- [Task to complete]: Reproduce exactly the lines from the one containing "Read out every word on this page." through the end of the listing, minus the pictures.

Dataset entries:
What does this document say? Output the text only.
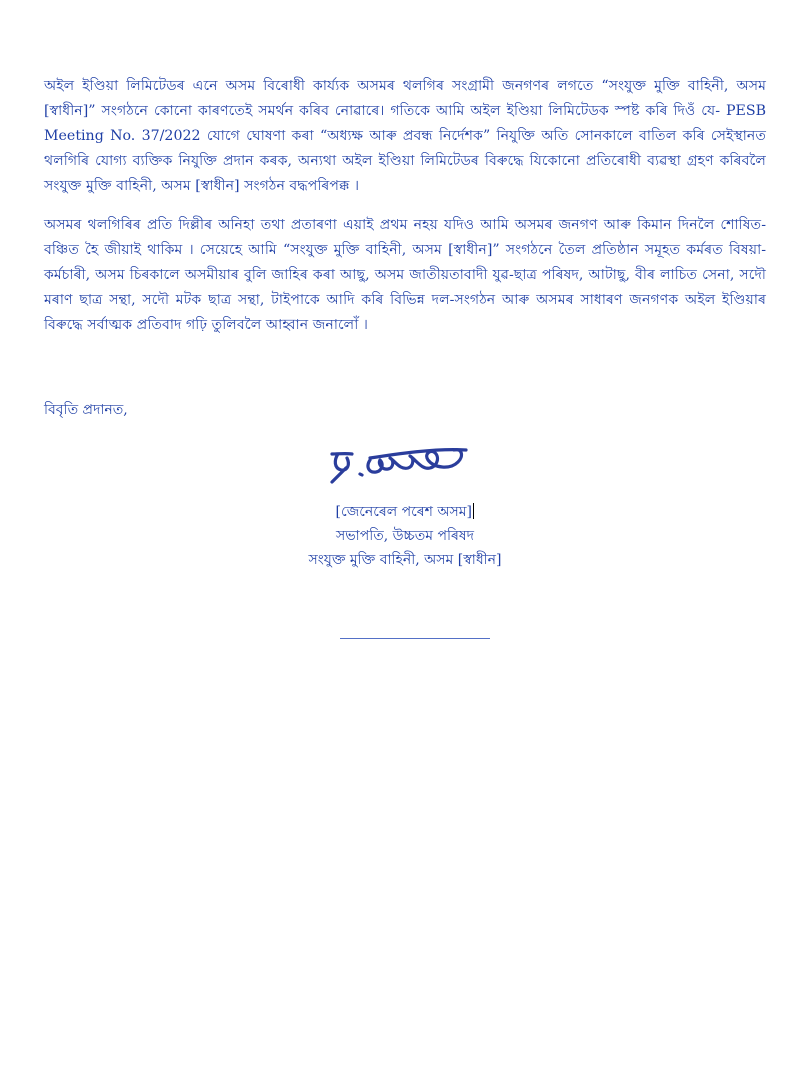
অইল ইণ্ডিয়া লিমিটেডৰ এনে অসম বিৰোধী কাৰ্য্যক অসমৰ থলগিৰ সংগ্ৰামী জনগণৰ লগতে “সংযুক্ত মুক্তি বাহিনী, অসম [স্বাধীন]” সংগঠনে কোনো কাৰণতেই সমৰ্থন কৰিব নোৱাৰে। গতিকে আমি অইল ইণ্ডিয়া লিমিটেডক স্পষ্ট কৰি দিওঁ যে- PESB Meeting No. 37/2022 যোগে ঘোষণা কৰা “অধ্যক্ষ আৰু প্ৰবন্ধ নিৰ্দেশক” নিযুক্তি অতি সোনকালে বাতিল কৰি সেইস্থানত থলগিৰি যোগ্য ব্যক্তিক নিযুক্তি প্ৰদান কৰক, অন্যথা অইল ইণ্ডিয়া লিমিটেডৰ বিৰুদ্ধে যিকোনো প্ৰতিৰোধী ব্যৱস্থা গ্ৰহণ কৰিবলৈ সংযুক্ত মুক্তি বাহিনী, অসম [স্বাধীন] সংগঠন বদ্ধপৰিপক্ক ।

অসমৰ থলগিৰিৰ প্ৰতি দিল্লীৰ অনিহা তথা প্ৰতাৰণা এয়াই প্ৰথম নহয় যদিও আমি অসমৰ জনগণ আৰু কিমান দিনলৈ শোষিত-বঞ্চিত হৈ জীয়াই থাকিম । সেয়েহে আমি “সংযুক্ত মুক্তি বাহিনী, অসম [স্বাধীন]” সংগঠনে তৈল প্ৰতিষ্ঠান সমূহত কৰ্মৰত বিষয়া-কৰ্মচাৰী, অসম চিৰকালে অসমীয়াৰ বুলি জাহিৰ কৰা আছু, অসম জাতীয়তাবাদী যুৱ-ছাত্ৰ পৰিষদ, আটাছু, বীৰ লাচিত সেনা, সদৌ মৰাণ ছাত্ৰ সন্থা, সদৌ মটক ছাত্ৰ সন্থা, টাইপাকে আদি কৰি বিভিন্ন দল-সংগঠন আৰু অসমৰ সাধাৰণ জনগণক অইল ইণ্ডিয়াৰ বিৰুদ্ধে সৰ্বাত্মক প্ৰতিবাদ গঢ়ি তুলিবলৈ আহ্বান জনালোঁ ।

বিবৃতি প্ৰদানত,

[জেনেৰেল পৰেশ অসম]
সভাপতি, উচ্চতম পৰিষদ
সংযুক্ত মুক্তি বাহিনী, অসম [স্বাধীন]
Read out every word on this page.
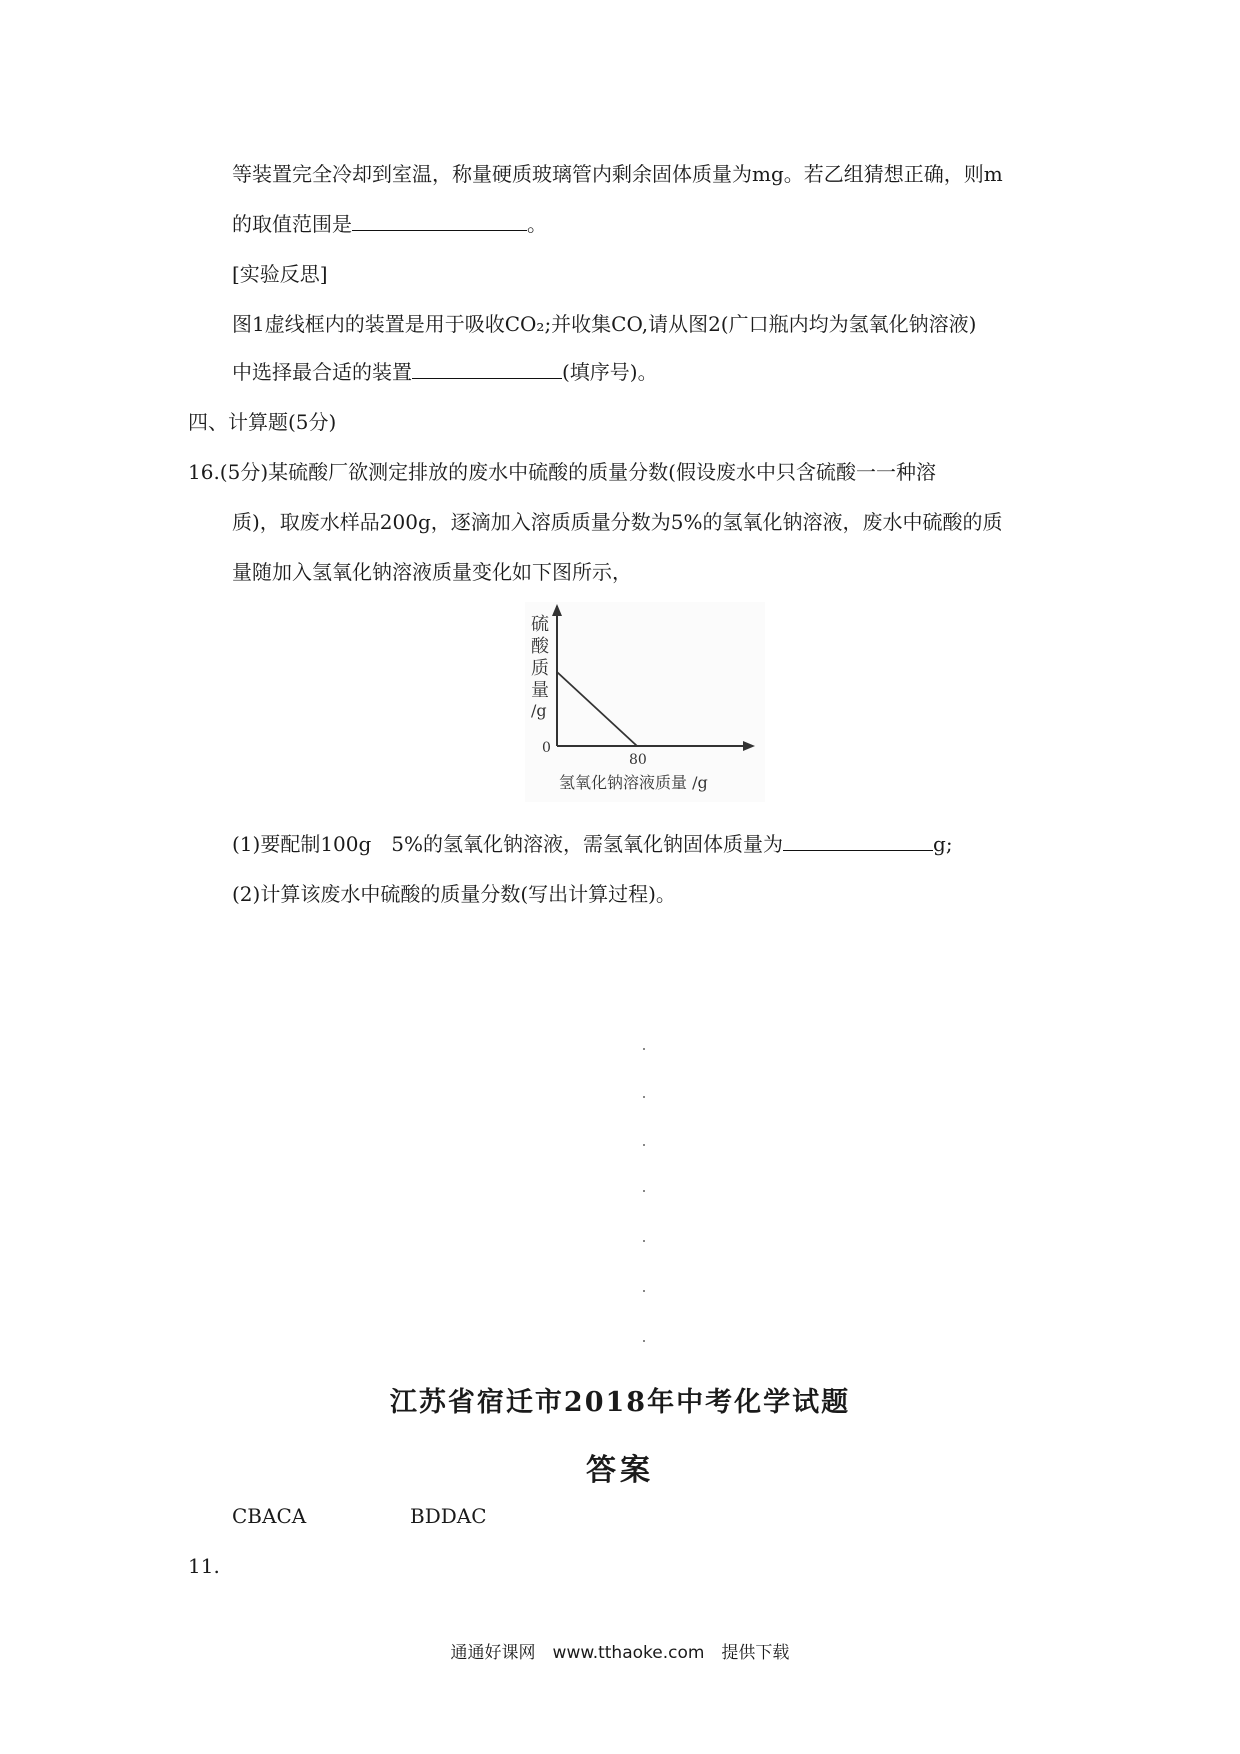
等装置完全冷却到室温，称量硬质玻璃管内剩余固体质量为mg。若乙组猜想正确，则m
的取值范围是	。
[实验反思]
图1虚线框内的装置是用于吸收CO₂;并收集CO,请从图2(广口瓶内均为氢氧化钠溶液)
中选择最合适的装置	(填序号)。
四、计算题(5分)
16.(5分)某硫酸厂欲测定排放的废水中硫酸的质量分数(假设废水中只含硫酸一一种溶
质)，取废水样品200g，逐滴加入溶质质量分数为5%的氢氧化钠溶液，废水中硫酸的质
量随加入氢氧化钠溶液质量变化如下图所示，
硫
酸
质
量
/g
0
80
氢氧化钠溶液质量 /g
(1)要配制100g　5%的氢氧化钠溶液，需氢氧化钠固体质量为	g;
(2)计算该废水中硫酸的质量分数(写出计算过程)。
江苏省宿迁市2018年中考化学试题
答案
CBACA	BDDAC
11.
通通好课网　www.tthaoke.com　提供下载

- [Task response]:
Read out every word on this page.
等装置完全冷却到室温，称量硬质玻璃管内剩余固体质量为mg。若乙组猜想正确，则m
的取值范围是	。
[实验反思]
图1虚线框内的装置是用于吸收CO₂;并收集CO,请从图2(广口瓶内均为氢氧化钠溶液)
中选择最合适的装置	(填序号)。
四、计算题(5分)
16.(5分)某硫酸厂欲测定排放的废水中硫酸的质量分数(假设废水中只含硫酸一一种溶
质)，取废水样品200g，逐滴加入溶质质量分数为5%的氢氧化钠溶液，废水中硫酸的质
量随加入氢氧化钠溶液质量变化如下图所示，
硫
酸
质
量
/g
0
80
氢氧化钠溶液质量 /g
(1)要配制100g　5%的氢氧化钠溶液，需氢氧化钠固体质量为	g;
(2)计算该废水中硫酸的质量分数(写出计算过程)。
江苏省宿迁市2018年中考化学试题
答案
CBACA	BDDAC
11.
通通好课网　www.tthaoke.com　提供下载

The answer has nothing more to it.